_Exercise objective_
In the data below, find each line containing the string "Options" and return it.
[Start]
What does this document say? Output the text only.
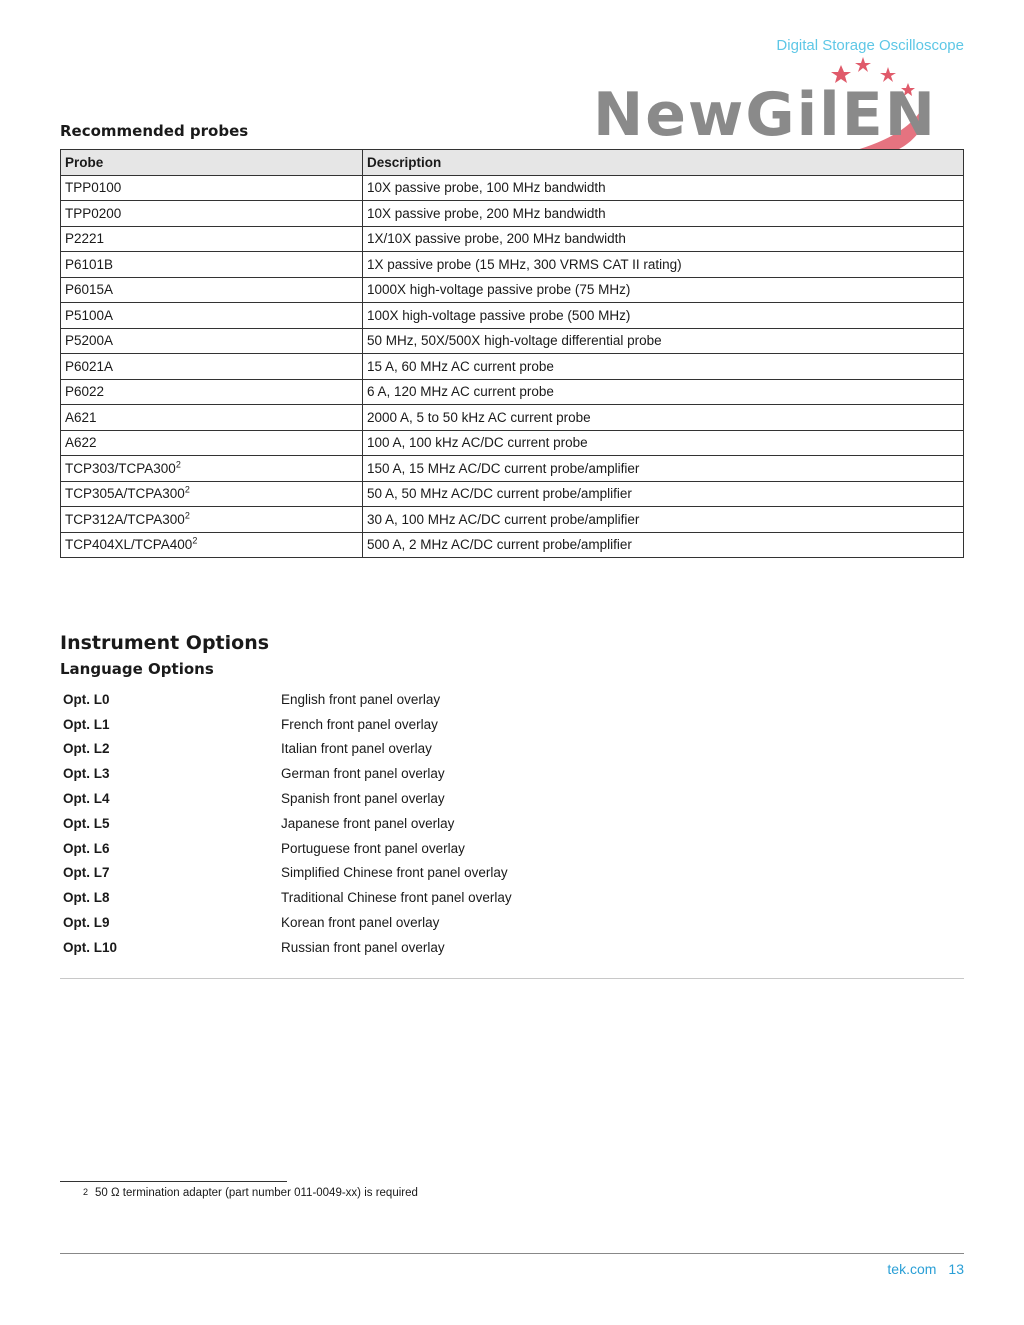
Digital Storage Oscilloscope
NewGilEN
Recommended probes
Probe	Description
TPP0100	10X passive probe, 100 MHz bandwidth
TPP0200	10X passive probe, 200 MHz bandwidth
P2221	1X/10X passive probe, 200 MHz bandwidth
P6101B	1X passive probe (15 MHz, 300 VRMS CAT II rating)
P6015A	1000X high-voltage passive probe (75 MHz)
P5100A	100X high-voltage passive probe (500 MHz)
P5200A	50 MHz, 50X/500X high-voltage differential probe
P6021A	15 A, 60 MHz AC current probe
P6022	6 A, 120 MHz AC current probe
A621	2000 A, 5 to 50 kHz AC current probe
A622	100 A, 100 kHz AC/DC current probe
$TCP303/TCPA300^2$	150 A, 15 MHz AC/DC current probe/amplifier
$TCP305A/TCPA300^2$	50 A, 50 MHz AC/DC current probe/amplifier
$TCP312A/TCPA300^2$	30 A, 100 MHz AC/DC current probe/amplifier
$TCP404XL/TCPA400^2$	500 A, 2 MHz AC/DC current probe/amplifier
Instrument Options
Language Options
Opt. L0	English front panel overlay
Opt. L1	French front panel overlay
Opt. L2	Italian front panel overlay
Opt. L3	German front panel overlay
Opt. L4	Spanish front panel overlay
Opt. L5	Japanese front panel overlay
Opt. L6	Portuguese front panel overlay
Opt. L7	Simplified Chinese front panel overlay
Opt. L8	Traditional Chinese front panel overlay
Opt. L9	Korean front panel overlay
Opt. L10	Russian front panel overlay
$^2$ 50 Ω termination adapter (part number 011-0049-xx) is required
tek.com 13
[End]
_The completed task_
Instrument Options
Language Options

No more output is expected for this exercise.